* start Data section *
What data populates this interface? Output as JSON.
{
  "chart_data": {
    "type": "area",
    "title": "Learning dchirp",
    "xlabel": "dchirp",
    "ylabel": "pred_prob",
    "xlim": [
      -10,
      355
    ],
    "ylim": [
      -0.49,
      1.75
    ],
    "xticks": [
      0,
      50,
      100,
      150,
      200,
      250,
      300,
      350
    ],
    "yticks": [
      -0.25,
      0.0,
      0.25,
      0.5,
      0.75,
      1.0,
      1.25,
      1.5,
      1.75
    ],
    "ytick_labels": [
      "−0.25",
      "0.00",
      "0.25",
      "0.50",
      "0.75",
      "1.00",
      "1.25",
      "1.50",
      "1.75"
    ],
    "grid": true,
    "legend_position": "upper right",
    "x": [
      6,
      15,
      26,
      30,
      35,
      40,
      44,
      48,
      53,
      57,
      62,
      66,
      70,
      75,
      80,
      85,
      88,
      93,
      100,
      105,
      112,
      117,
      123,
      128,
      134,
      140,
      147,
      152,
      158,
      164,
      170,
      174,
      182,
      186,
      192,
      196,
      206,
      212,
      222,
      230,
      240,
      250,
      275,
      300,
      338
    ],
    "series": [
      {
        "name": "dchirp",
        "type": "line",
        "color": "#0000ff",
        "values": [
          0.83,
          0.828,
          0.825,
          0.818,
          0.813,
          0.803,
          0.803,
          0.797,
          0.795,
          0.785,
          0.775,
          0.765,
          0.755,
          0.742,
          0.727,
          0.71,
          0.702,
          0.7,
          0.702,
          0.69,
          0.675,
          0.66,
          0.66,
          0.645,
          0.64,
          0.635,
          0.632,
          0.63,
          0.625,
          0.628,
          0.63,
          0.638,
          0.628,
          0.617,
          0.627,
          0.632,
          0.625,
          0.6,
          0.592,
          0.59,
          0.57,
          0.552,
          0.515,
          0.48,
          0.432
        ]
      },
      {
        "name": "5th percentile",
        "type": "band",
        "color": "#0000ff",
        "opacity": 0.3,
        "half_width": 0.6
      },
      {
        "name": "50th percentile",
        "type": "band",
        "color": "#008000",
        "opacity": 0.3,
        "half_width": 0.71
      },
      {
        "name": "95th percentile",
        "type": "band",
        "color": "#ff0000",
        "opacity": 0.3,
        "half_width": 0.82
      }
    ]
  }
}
* end Data section *
Prompt
The word "name" may occur in lines of the records. Report how many such lines there are, giving only the number.

Worked solution
4